Short exercise >>
Pictures do not belong in the copy. Return all of the entries exactly.

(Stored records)
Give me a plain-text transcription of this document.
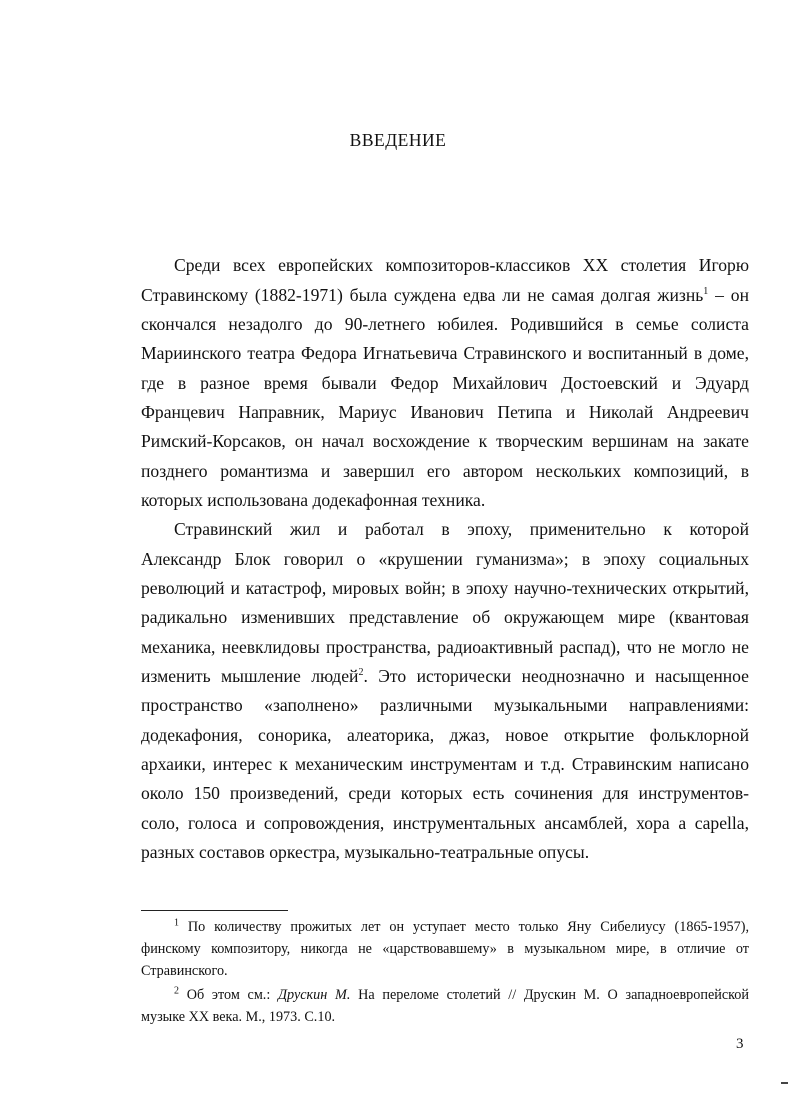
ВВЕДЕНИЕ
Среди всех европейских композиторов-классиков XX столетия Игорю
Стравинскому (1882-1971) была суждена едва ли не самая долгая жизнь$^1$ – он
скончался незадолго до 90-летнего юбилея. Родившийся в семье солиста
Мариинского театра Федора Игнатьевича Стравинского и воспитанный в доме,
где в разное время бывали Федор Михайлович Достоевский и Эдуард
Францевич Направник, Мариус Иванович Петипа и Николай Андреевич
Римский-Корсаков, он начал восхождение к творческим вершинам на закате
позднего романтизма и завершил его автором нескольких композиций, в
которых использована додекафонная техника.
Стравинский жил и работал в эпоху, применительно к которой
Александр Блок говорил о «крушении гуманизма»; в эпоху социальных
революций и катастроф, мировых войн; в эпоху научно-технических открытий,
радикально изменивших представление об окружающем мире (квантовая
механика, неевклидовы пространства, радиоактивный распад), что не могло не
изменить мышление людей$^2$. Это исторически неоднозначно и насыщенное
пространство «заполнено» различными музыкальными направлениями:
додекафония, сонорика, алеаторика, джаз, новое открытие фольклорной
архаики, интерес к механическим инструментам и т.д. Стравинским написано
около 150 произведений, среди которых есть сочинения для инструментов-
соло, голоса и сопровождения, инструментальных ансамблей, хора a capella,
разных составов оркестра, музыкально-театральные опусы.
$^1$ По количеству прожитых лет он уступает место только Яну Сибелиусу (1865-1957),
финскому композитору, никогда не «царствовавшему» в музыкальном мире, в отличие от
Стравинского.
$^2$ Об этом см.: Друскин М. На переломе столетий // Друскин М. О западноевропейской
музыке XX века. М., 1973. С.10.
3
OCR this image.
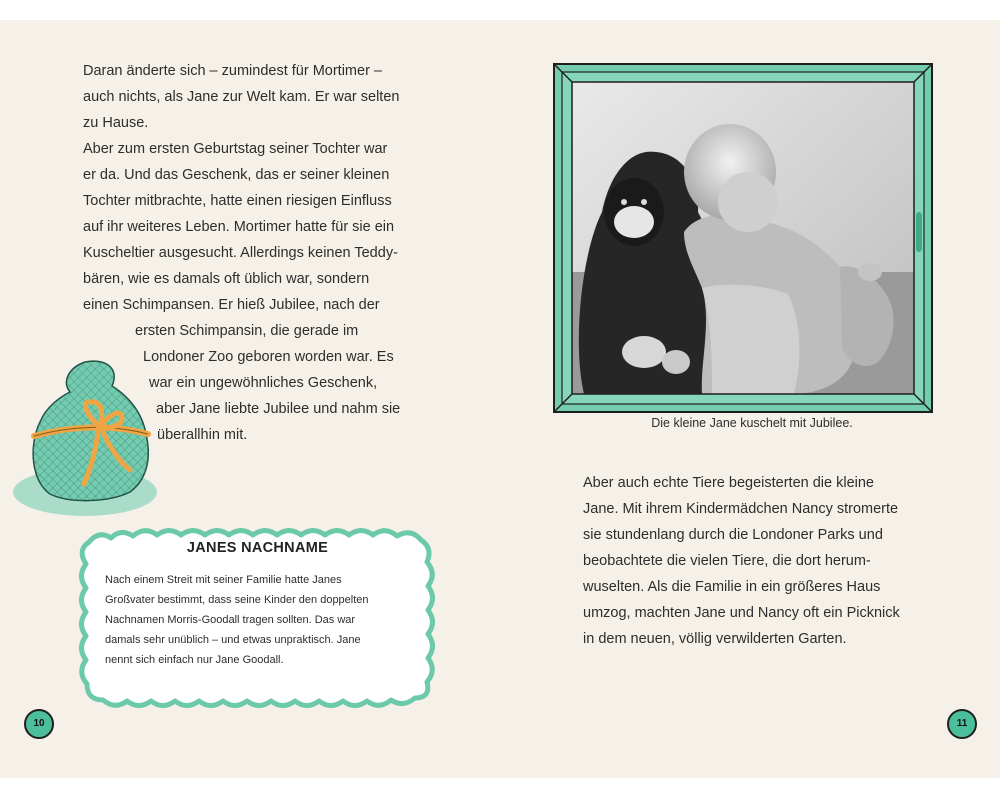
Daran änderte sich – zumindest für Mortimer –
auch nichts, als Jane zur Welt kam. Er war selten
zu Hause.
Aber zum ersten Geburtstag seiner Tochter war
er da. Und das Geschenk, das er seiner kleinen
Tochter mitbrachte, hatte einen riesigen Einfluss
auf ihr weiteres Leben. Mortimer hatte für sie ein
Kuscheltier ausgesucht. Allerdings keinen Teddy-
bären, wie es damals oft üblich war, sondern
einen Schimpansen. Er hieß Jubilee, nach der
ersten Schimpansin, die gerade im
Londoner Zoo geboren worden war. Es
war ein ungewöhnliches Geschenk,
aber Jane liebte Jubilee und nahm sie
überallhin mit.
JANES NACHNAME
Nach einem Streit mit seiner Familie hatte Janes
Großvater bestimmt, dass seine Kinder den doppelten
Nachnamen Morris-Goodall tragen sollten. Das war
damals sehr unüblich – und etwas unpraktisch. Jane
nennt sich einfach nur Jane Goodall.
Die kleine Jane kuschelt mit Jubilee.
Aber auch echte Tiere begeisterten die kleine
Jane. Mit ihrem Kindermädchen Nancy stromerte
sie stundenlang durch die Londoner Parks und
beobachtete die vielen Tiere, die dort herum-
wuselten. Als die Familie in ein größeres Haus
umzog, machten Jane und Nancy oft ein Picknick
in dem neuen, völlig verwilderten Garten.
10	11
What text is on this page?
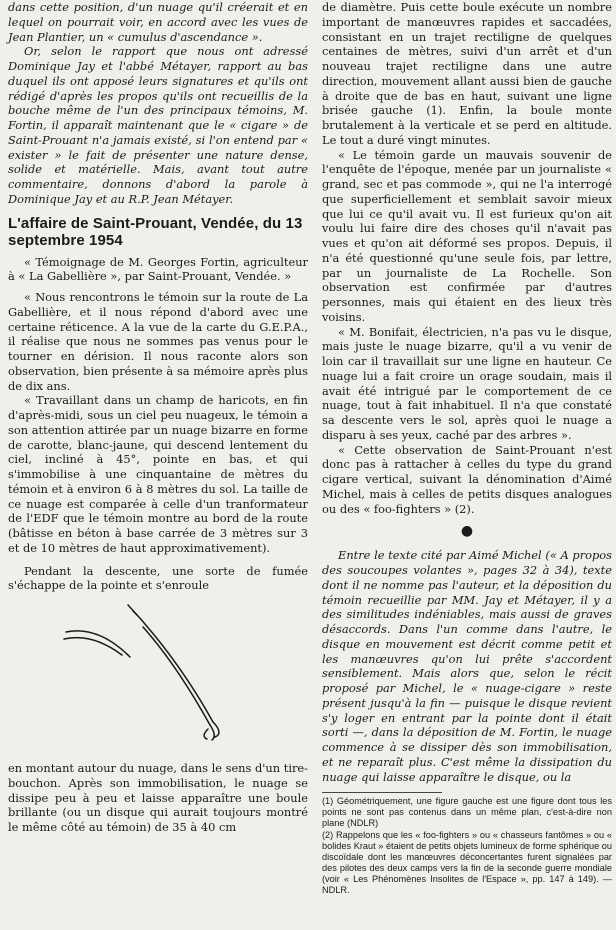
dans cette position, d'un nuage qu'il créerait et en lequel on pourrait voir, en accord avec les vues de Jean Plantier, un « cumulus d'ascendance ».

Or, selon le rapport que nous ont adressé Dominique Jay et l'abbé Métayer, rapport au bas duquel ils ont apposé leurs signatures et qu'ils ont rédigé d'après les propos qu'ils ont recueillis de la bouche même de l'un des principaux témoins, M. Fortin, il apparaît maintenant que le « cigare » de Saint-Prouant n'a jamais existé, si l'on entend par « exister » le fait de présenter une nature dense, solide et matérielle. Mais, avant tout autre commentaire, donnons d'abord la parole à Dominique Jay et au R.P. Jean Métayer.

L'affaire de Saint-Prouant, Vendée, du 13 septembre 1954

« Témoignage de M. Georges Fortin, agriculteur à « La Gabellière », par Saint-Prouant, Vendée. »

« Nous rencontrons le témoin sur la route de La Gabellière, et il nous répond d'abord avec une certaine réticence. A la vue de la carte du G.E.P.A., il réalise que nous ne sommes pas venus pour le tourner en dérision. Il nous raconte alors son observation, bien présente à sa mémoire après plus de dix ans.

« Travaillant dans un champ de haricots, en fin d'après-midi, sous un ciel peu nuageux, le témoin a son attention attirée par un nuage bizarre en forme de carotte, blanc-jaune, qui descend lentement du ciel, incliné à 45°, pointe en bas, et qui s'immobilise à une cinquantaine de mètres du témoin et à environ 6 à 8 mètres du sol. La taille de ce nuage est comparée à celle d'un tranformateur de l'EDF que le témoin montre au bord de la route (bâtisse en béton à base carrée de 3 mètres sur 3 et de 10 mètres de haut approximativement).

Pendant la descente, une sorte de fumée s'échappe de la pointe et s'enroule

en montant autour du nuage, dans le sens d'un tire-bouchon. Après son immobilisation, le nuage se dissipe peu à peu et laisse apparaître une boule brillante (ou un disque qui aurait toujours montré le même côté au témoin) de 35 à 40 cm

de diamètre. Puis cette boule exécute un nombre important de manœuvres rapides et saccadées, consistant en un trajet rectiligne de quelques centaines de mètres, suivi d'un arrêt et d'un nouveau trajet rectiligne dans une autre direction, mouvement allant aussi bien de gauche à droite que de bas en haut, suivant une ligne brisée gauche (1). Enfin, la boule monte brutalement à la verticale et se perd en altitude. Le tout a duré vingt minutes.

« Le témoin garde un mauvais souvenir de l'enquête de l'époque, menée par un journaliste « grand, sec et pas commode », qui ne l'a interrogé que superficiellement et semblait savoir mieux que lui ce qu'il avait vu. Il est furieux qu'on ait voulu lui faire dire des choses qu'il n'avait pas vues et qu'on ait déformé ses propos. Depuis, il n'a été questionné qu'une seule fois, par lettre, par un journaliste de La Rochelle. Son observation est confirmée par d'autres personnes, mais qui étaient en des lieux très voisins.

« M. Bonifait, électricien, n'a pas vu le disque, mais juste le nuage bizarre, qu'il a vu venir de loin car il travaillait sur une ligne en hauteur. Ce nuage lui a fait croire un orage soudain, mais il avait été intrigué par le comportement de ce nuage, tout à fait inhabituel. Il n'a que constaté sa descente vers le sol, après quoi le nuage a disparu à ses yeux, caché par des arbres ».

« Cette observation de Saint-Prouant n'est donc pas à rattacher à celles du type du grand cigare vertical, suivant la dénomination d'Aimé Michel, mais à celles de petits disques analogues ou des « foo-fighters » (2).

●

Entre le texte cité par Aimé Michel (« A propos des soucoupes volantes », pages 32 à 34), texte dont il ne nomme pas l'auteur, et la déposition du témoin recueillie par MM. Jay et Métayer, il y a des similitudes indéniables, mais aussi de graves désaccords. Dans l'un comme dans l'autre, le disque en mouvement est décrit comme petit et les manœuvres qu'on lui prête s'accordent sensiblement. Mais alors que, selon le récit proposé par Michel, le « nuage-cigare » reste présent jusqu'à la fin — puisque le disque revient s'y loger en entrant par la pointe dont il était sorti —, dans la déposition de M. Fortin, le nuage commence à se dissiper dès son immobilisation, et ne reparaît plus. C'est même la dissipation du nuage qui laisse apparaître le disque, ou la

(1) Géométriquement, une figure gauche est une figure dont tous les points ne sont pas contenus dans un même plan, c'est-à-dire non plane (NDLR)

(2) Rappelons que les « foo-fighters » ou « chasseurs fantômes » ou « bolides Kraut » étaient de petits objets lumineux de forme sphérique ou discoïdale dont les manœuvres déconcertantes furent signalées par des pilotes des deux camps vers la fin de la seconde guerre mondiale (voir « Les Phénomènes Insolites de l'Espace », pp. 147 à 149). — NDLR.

Result for this task >>
Give me a plain-text transcription of this document.
ВВЕДЕНИЕ
Среди всех европейских композиторов-классиков XX столетия Игорю
Стравинскому (1882-1971) была суждена едва ли не самая долгая жизнь$^1$ – он
скончался незадолго до 90-летнего юбилея. Родившийся в семье солиста
Мариинского театра Федора Игнатьевича Стравинского и воспитанный в доме,
где в разное время бывали Федор Михайлович Достоевский и Эдуард
Францевич Направник, Мариус Иванович Петипа и Николай Андреевич
Римский-Корсаков, он начал восхождение к творческим вершинам на закате
позднего романтизма и завершил его автором нескольких композиций, в
которых использована додекафонная техника.
Стравинский жил и работал в эпоху, применительно к которой
Александр Блок говорил о «крушении гуманизма»; в эпоху социальных
революций и катастроф, мировых войн; в эпоху научно-технических открытий,
радикально изменивших представление об окружающем мире (квантовая
механика, неевклидовы пространства, радиоактивный распад), что не могло не
изменить мышление людей$^2$. Это исторически неоднозначно и насыщенное
пространство «заполнено» различными музыкальными направлениями:
додекафония, сонорика, алеаторика, джаз, новое открытие фольклорной
архаики, интерес к механическим инструментам и т.д. Стравинским написано
около 150 произведений, среди которых есть сочинения для инструментов-
соло, голоса и сопровождения, инструментальных ансамблей, хора a capella,
разных составов оркестра, музыкально-театральные опусы.
$^1$ По количеству прожитых лет он уступает место только Яну Сибелиусу (1865-1957),
финскому композитору, никогда не «царствовавшему» в музыкальном мире, в отличие от
Стравинского.
$^2$ Об этом см.: Друскин М. На переломе столетий // Друскин М. О западноевропейской
музыке XX века. М., 1973. С.10.
3
OCR this image.
Daran änderte sich – zumindest für Mortimer –
auch nichts, als Jane zur Welt kam. Er war selten
zu Hause.
Aber zum ersten Geburtstag seiner Tochter war
er da. Und das Geschenk, das er seiner kleinen
Tochter mitbrachte, hatte einen riesigen Einfluss
auf ihr weiteres Leben. Mortimer hatte für sie ein
Kuscheltier ausgesucht. Allerdings keinen Teddy-
bären, wie es damals oft üblich war, sondern
einen Schimpansen. Er hieß Jubilee, nach der
ersten Schimpansin, die gerade im
Londoner Zoo geboren worden war. Es
war ein ungewöhnliches Geschenk,
aber Jane liebte Jubilee und nahm sie
überallhin mit.
JANES NACHNAME
Nach einem Streit mit seiner Familie hatte Janes
Großvater bestimmt, dass seine Kinder den doppelten
Nachnamen Morris-Goodall tragen sollten. Das war
damals sehr unüblich – und etwas unpraktisch. Jane
nennt sich einfach nur Jane Goodall.
Die kleine Jane kuschelt mit Jubilee.
Aber auch echte Tiere begeisterten die kleine
Jane. Mit ihrem Kindermädchen Nancy stromerte
sie stundenlang durch die Londoner Parks und
beobachtete die vielen Tiere, die dort herum-
wuselten. Als die Familie in ein größeres Haus
umzog, machten Jane und Nancy oft ein Picknick
in dem neuen, völlig verwilderten Garten.
10	11
What text is on this page?
dans cette position, d'un nuage qu'il créerait et en lequel on pourrait voir, en accord avec les vues de Jean Plantier, un « cumulus d'ascendance ».

Or, selon le rapport que nous ont adressé Dominique Jay et l'abbé Métayer, rapport au bas duquel ils ont apposé leurs signatures et qu'ils ont rédigé d'après les propos qu'ils ont recueillis de la bouche même de l'un des principaux témoins, M. Fortin, il apparaît maintenant que le « cigare » de Saint-Prouant n'a jamais existé, si l'on entend par « exister » le fait de présenter une nature dense, solide et matérielle. Mais, avant tout autre commentaire, donnons d'abord la parole à Dominique Jay et au R.P. Jean Métayer.

L'affaire de Saint-Prouant, Vendée, du 13 septembre 1954

« Témoignage de M. Georges Fortin, agriculteur à « La Gabellière », par Saint-Prouant, Vendée. »

« Nous rencontrons le témoin sur la route de La Gabellière, et il nous répond d'abord avec une certaine réticence. A la vue de la carte du G.E.P.A., il réalise que nous ne sommes pas venus pour le tourner en dérision. Il nous raconte alors son observation, bien présente à sa mémoire après plus de dix ans.

« Travaillant dans un champ de haricots, en fin d'après-midi, sous un ciel peu nuageux, le témoin a son attention attirée par un nuage bizarre en forme de carotte, blanc-jaune, qui descend lentement du ciel, incliné à 45°, pointe en bas, et qui s'immobilise à une cinquantaine de mètres du témoin et à environ 6 à 8 mètres du sol. La taille de ce nuage est comparée à celle d'un tranformateur de l'EDF que le témoin montre au bord de la route (bâtisse en béton à base carrée de 3 mètres sur 3 et de 10 mètres de haut approximativement).

Pendant la descente, une sorte de fumée s'échappe de la pointe et s'enroule

en montant autour du nuage, dans le sens d'un tire-bouchon. Après son immobilisation, le nuage se dissipe peu à peu et laisse apparaître une boule brillante (ou un disque qui aurait toujours montré le même côté au témoin) de 35 à 40 cm

de diamètre. Puis cette boule exécute un nombre important de manœuvres rapides et saccadées, consistant en un trajet rectiligne de quelques centaines de mètres, suivi d'un arrêt et d'un nouveau trajet rectiligne dans une autre direction, mouvement allant aussi bien de gauche à droite que de bas en haut, suivant une ligne brisée gauche (1). Enfin, la boule monte brutalement à la verticale et se perd en altitude. Le tout a duré vingt minutes.

« Le témoin garde un mauvais souvenir de l'enquête de l'époque, menée par un journaliste « grand, sec et pas commode », qui ne l'a interrogé que superficiellement et semblait savoir mieux que lui ce qu'il avait vu. Il est furieux qu'on ait voulu lui faire dire des choses qu'il n'avait pas vues et qu'on ait déformé ses propos. Depuis, il n'a été questionné qu'une seule fois, par lettre, par un journaliste de La Rochelle. Son observation est confirmée par d'autres personnes, mais qui étaient en des lieux très voisins.

« M. Bonifait, électricien, n'a pas vu le disque, mais juste le nuage bizarre, qu'il a vu venir de loin car il travaillait sur une ligne en hauteur. Ce nuage lui a fait croire un orage soudain, mais il avait été intrigué par le comportement de ce nuage, tout à fait inhabituel. Il n'a que constaté sa descente vers le sol, après quoi le nuage a disparu à ses yeux, caché par des arbres ».

« Cette observation de Saint-Prouant n'est donc pas à rattacher à celles du type du grand cigare vertical, suivant la dénomination d'Aimé Michel, mais à celles de petits disques analogues ou des « foo-fighters » (2).

●

Entre le texte cité par Aimé Michel (« A propos des soucoupes volantes », pages 32 à 34), texte dont il ne nomme pas l'auteur, et la déposition du témoin recueillie par MM. Jay et Métayer, il y a des similitudes indéniables, mais aussi de graves désaccords. Dans l'un comme dans l'autre, le disque en mouvement est décrit comme petit et les manœuvres qu'on lui prête s'accordent sensiblement. Mais alors que, selon le récit proposé par Michel, le « nuage-cigare » reste présent jusqu'à la fin — puisque le disque revient s'y loger en entrant par la pointe dont il était sorti —, dans la déposition de M. Fortin, le nuage commence à se dissiper dès son immobilisation, et ne reparaît plus. C'est même la dissipation du nuage qui laisse apparaître le disque, ou la

(1) Géométriquement, une figure gauche est une figure dont tous les points ne sont pas contenus dans un même plan, c'est-à-dire non plane (NDLR)

(2) Rappelons que les « foo-fighters » ou « chasseurs fantômes » ou « bolides Kraut » étaient de petits objets lumineux de forme sphérique ou discoïdale dont les manœuvres déconcertantes furent signalées par des pilotes des deux camps vers la fin de la seconde guerre mondiale (voir « Les Phénomènes Insolites de l'Espace », pp. 147 à 149). — NDLR.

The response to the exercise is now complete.